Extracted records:
************

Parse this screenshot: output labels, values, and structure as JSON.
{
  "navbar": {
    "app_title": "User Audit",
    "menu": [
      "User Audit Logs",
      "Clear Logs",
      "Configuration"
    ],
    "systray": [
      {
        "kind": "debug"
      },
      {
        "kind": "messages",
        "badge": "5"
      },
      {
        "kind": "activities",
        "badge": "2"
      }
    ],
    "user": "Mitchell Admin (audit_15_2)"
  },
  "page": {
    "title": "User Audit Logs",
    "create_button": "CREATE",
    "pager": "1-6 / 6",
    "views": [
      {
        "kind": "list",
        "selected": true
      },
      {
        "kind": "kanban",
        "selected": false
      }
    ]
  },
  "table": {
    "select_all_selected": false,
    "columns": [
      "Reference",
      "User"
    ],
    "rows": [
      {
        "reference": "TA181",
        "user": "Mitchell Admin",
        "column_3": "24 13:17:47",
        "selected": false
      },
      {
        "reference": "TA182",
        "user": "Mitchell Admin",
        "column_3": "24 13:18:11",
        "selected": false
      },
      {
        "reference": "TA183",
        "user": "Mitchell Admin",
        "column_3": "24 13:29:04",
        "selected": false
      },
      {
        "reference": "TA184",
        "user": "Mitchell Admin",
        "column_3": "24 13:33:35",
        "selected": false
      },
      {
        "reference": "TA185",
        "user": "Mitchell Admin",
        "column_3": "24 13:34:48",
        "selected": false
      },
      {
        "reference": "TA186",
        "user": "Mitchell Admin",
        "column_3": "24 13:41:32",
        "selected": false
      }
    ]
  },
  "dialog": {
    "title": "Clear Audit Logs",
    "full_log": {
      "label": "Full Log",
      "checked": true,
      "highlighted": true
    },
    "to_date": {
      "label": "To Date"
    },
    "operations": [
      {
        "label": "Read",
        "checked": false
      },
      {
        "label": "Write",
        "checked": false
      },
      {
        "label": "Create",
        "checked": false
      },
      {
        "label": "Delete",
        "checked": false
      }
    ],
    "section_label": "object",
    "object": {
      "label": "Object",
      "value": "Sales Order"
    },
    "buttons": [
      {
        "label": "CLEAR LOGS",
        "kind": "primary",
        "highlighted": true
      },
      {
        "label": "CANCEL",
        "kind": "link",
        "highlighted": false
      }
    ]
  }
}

************

_Stated exercise_. What is the number of lines above that contain the string "true"? Answer with the number alone.

_Solution below_. 4